═════ Extracted entries ═════

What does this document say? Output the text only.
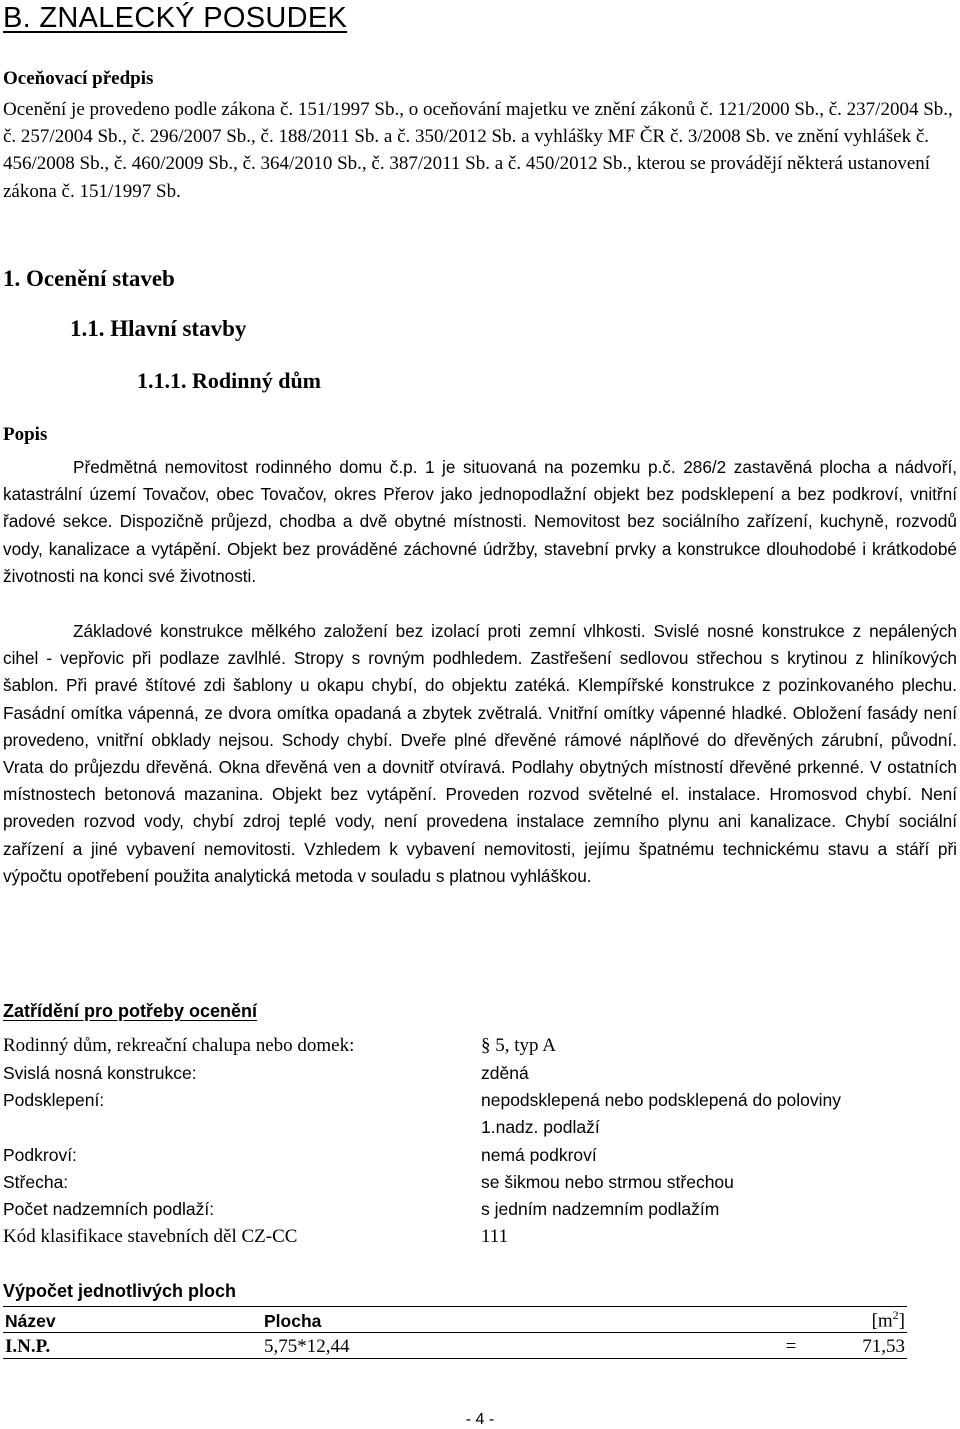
B. ZNALECKÝ POSUDEK
Oceňovací předpis

Ocenění je provedeno podle zákona č. 151/1997 Sb., o oceňování majetku ve znění zákonů č. 121/2000 Sb., č. 237/2004 Sb., č. 257/2004 Sb., č. 296/2007 Sb., č. 188/2011 Sb. a č. 350/2012 Sb. a vyhlášky MF ČR č. 3/2008 Sb. ve znění vyhlášek č. 456/2008 Sb., č. 460/2009 Sb., č. 364/2010 Sb., č. 387/2011 Sb. a č. 450/2012 Sb., kterou se provádějí některá ustanovení zákona č. 151/1997 Sb.

1. Ocenění staveb
1.1. Hlavní stavby
1.1.1. Rodinný dům
Popis

Předmětná nemovitost rodinného domu č.p. 1 je situovaná na pozemku p.č. 286/2 zastavěná plocha a nádvoří, katastrální území Tovačov, obec Tovačov, okres Přerov jako jednopodlažní objekt bez podsklepení a bez podkroví, vnitřní řadové sekce. Dispozičně průjezd, chodba a dvě obytné místnosti. Nemovitost bez sociálního zařízení, kuchyně, rozvodů vody, kanalizace a vytápění. Objekt bez prováděné záchovné údržby, stavební prvky a konstrukce dlouhodobé i krátkodobé životnosti na konci své životnosti.

Základové konstrukce mělkého založení bez izolací proti zemní vlhkosti. Svislé nosné konstrukce z nepálených cihel - vepřovic při podlaze zavlhlé. Stropy s rovným podhledem. Zastřešení sedlovou střechou s krytinou z hliníkových šablon. Při pravé štítové zdi šablony u okapu chybí, do objektu zatéká. Klempířské konstrukce z pozinkovaného plechu. Fasádní omítka vápenná, ze dvora omítka opadaná a zbytek zvětralá. Vnitřní omítky vápenné hladké. Obložení fasády není provedeno, vnitřní obklady nejsou. Schody chybí. Dveře plné dřevěné rámové náplňové do dřevěných zárubní, původní. Vrata do průjezdu dřevěná. Okna dřevěná ven a dovnitř otvíravá. Podlahy obytných místností dřevěné prkenné. V ostatních místnostech betonová mazanina. Objekt bez vytápění. Proveden rozvod světelné el. instalace. Hromosvod chybí. Není proveden rozvod vody, chybí zdroj teplé vody, není provedena instalace zemního plynu ani kanalizace. Chybí sociální zařízení a jiné vybavení nemovitosti. Vzhledem k vybavení nemovitosti, jejímu špatnému technickému stavu a stáří při výpočtu opotřebení použita analytická metoda v souladu s platnou vyhláškou.

Zatřídění pro potřeby ocenění
Rodinný dům, rekreační chalupa nebo domek:	§ 5, typ A
Svislá nosná konstrukce:	zděná
Podsklepení:	nepodsklepená nebo podsklepená do poloviny
1.nadz. podlaží
Podkroví:	nemá podkroví
Střecha:	se šikmou nebo strmou střechou
Počet nadzemních podlaží:	s jedním nadzemním podlažím
Kód klasifikace stavebních děl CZ-CC	111
Výpočet jednotlivých ploch
Název	Plocha		$[m^2]$
I.N.P.	5,75*12,44	=	71,53
- 4 -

═════

What you will do: Every record must be copied exactly, with images dropped from the result.

Expected answer:
What does this document say? Output the text only.
B. ZNALECKÝ POSUDEK
Oceňovací předpis

Ocenění je provedeno podle zákona č. 151/1997 Sb., o oceňování majetku ve znění zákonů č. 121/2000 Sb., č. 237/2004 Sb., č. 257/2004 Sb., č. 296/2007 Sb., č. 188/2011 Sb. a č. 350/2012 Sb. a vyhlášky MF ČR č. 3/2008 Sb. ve znění vyhlášek č. 456/2008 Sb., č. 460/2009 Sb., č. 364/2010 Sb., č. 387/2011 Sb. a č. 450/2012 Sb., kterou se provádějí některá ustanovení zákona č. 151/1997 Sb.

1. Ocenění staveb
1.1. Hlavní stavby
1.1.1. Rodinný dům
Popis

Předmětná nemovitost rodinného domu č.p. 1 je situovaná na pozemku p.č. 286/2 zastavěná plocha a nádvoří, katastrální území Tovačov, obec Tovačov, okres Přerov jako jednopodlažní objekt bez podsklepení a bez podkroví, vnitřní řadové sekce. Dispozičně průjezd, chodba a dvě obytné místnosti. Nemovitost bez sociálního zařízení, kuchyně, rozvodů vody, kanalizace a vytápění. Objekt bez prováděné záchovné údržby, stavební prvky a konstrukce dlouhodobé i krátkodobé životnosti na konci své životnosti.

Základové konstrukce mělkého založení bez izolací proti zemní vlhkosti. Svislé nosné konstrukce z nepálených cihel - vepřovic při podlaze zavlhlé. Stropy s rovným podhledem. Zastřešení sedlovou střechou s krytinou z hliníkových šablon. Při pravé štítové zdi šablony u okapu chybí, do objektu zatéká. Klempířské konstrukce z pozinkovaného plechu. Fasádní omítka vápenná, ze dvora omítka opadaná a zbytek zvětralá. Vnitřní omítky vápenné hladké. Obložení fasády není provedeno, vnitřní obklady nejsou. Schody chybí. Dveře plné dřevěné rámové náplňové do dřevěných zárubní, původní. Vrata do průjezdu dřevěná. Okna dřevěná ven a dovnitř otvíravá. Podlahy obytných místností dřevěné prkenné. V ostatních místnostech betonová mazanina. Objekt bez vytápění. Proveden rozvod světelné el. instalace. Hromosvod chybí. Není proveden rozvod vody, chybí zdroj teplé vody, není provedena instalace zemního plynu ani kanalizace. Chybí sociální zařízení a jiné vybavení nemovitosti. Vzhledem k vybavení nemovitosti, jejímu špatnému technickému stavu a stáří při výpočtu opotřebení použita analytická metoda v souladu s platnou vyhláškou.

Zatřídění pro potřeby ocenění
Rodinný dům, rekreační chalupa nebo domek:	§ 5, typ A
Svislá nosná konstrukce:	zděná
Podsklepení:	nepodsklepená nebo podsklepená do poloviny
1.nadz. podlaží
Podkroví:	nemá podkroví
Střecha:	se šikmou nebo strmou střechou
Počet nadzemních podlaží:	s jedním nadzemním podlažím
Kód klasifikace stavebních děl CZ-CC	111
Výpočet jednotlivých ploch
Název	Plocha		$[m^2]$
I.N.P.	5,75*12,44	=	71,53
- 4 -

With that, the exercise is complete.